→ Set task: Reproduce all of the data word for word.

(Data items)
------------------------

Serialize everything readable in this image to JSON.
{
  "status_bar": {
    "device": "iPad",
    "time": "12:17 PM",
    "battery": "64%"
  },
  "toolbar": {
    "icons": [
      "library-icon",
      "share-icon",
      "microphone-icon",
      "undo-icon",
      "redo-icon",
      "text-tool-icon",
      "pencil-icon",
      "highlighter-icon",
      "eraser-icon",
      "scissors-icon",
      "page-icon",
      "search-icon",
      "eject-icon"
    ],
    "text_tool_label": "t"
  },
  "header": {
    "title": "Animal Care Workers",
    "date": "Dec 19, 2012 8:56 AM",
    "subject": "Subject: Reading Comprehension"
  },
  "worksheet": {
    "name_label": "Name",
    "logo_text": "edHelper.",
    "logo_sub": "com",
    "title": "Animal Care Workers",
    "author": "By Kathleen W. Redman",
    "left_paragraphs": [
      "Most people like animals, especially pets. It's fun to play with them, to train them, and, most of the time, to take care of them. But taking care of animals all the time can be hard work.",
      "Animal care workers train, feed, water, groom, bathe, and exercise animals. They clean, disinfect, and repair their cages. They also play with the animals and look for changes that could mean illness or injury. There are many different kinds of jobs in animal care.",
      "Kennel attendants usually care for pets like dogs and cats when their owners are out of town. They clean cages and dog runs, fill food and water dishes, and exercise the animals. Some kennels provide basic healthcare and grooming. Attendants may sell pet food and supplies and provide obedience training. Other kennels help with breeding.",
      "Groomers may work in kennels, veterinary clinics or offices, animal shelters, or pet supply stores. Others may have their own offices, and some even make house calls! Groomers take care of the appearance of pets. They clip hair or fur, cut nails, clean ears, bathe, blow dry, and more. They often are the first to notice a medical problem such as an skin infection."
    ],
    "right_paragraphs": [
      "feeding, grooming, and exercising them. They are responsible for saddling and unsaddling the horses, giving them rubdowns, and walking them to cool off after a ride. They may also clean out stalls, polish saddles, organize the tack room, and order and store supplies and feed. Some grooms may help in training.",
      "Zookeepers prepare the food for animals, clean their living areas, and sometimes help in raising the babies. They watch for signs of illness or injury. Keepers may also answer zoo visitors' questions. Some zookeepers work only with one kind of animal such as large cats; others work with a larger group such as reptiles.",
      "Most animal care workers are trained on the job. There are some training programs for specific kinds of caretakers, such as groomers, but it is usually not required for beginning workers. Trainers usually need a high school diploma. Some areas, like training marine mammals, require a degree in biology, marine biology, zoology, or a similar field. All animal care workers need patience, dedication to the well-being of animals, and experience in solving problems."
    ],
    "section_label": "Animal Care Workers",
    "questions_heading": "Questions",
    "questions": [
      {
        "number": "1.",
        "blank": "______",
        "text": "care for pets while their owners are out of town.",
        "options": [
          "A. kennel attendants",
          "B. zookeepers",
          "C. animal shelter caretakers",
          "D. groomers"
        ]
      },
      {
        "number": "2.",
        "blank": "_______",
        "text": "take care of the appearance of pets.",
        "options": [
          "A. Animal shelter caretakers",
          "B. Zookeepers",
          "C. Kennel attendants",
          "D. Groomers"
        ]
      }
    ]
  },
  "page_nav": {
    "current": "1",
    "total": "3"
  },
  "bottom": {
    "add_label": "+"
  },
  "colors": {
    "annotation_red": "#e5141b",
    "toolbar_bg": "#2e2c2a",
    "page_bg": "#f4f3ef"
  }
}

------------------------

→ Solution:
Serialize everything readable in this image to JSON.
{
  "status_bar": {
    "device": "iPad",
    "time": "12:17 PM",
    "battery": "64%"
  },
  "toolbar": {
    "icons": [
      "library-icon",
      "share-icon",
      "microphone-icon",
      "undo-icon",
      "redo-icon",
      "text-tool-icon",
      "pencil-icon",
      "highlighter-icon",
      "eraser-icon",
      "scissors-icon",
      "page-icon",
      "search-icon",
      "eject-icon"
    ],
    "text_tool_label": "t"
  },
  "header": {
    "title": "Animal Care Workers",
    "date": "Dec 19, 2012 8:56 AM",
    "subject": "Subject: Reading Comprehension"
  },
  "worksheet": {
    "name_label": "Name",
    "logo_text": "edHelper.",
    "logo_sub": "com",
    "title": "Animal Care Workers",
    "author": "By Kathleen W. Redman",
    "left_paragraphs": [
      "Most people like animals, especially pets. It's fun to play with them, to train them, and, most of the time, to take care of them. But taking care of animals all the time can be hard work.",
      "Animal care workers train, feed, water, groom, bathe, and exercise animals. They clean, disinfect, and repair their cages. They also play with the animals and look for changes that could mean illness or injury. There are many different kinds of jobs in animal care.",
      "Kennel attendants usually care for pets like dogs and cats when their owners are out of town. They clean cages and dog runs, fill food and water dishes, and exercise the animals. Some kennels provide basic healthcare and grooming. Attendants may sell pet food and supplies and provide obedience training. Other kennels help with breeding.",
      "Groomers may work in kennels, veterinary clinics or offices, animal shelters, or pet supply stores. Others may have their own offices, and some even make house calls! Groomers take care of the appearance of pets. They clip hair or fur, cut nails, clean ears, bathe, blow dry, and more. They often are the first to notice a medical problem such as an skin infection."
    ],
    "right_paragraphs": [
      "feeding, grooming, and exercising them. They are responsible for saddling and unsaddling the horses, giving them rubdowns, and walking them to cool off after a ride. They may also clean out stalls, polish saddles, organize the tack room, and order and store supplies and feed. Some grooms may help in training.",
      "Zookeepers prepare the food for animals, clean their living areas, and sometimes help in raising the babies. They watch for signs of illness or injury. Keepers may also answer zoo visitors' questions. Some zookeepers work only with one kind of animal such as large cats; others work with a larger group such as reptiles.",
      "Most animal care workers are trained on the job. There are some training programs for specific kinds of caretakers, such as groomers, but it is usually not required for beginning workers. Trainers usually need a high school diploma. Some areas, like training marine mammals, require a degree in biology, marine biology, zoology, or a similar field. All animal care workers need patience, dedication to the well-being of animals, and experience in solving problems."
    ],
    "section_label": "Animal Care Workers",
    "questions_heading": "Questions",
    "questions": [
      {
        "number": "1.",
        "blank": "______",
        "text": "care for pets while their owners are out of town.",
        "options": [
          "A. kennel attendants",
          "B. zookeepers",
          "C. animal shelter caretakers",
          "D. groomers"
        ]
      },
      {
        "number": "2.",
        "blank": "_______",
        "text": "take care of the appearance of pets.",
        "options": [
          "A. Animal shelter caretakers",
          "B. Zookeepers",
          "C. Kennel attendants",
          "D. Groomers"
        ]
      }
    ]
  },
  "page_nav": {
    "current": "1",
    "total": "3"
  },
  "bottom": {
    "add_label": "+"
  },
  "colors": {
    "annotation_red": "#e5141b",
    "toolbar_bg": "#2e2c2a",
    "page_bg": "#f4f3ef"
  }
}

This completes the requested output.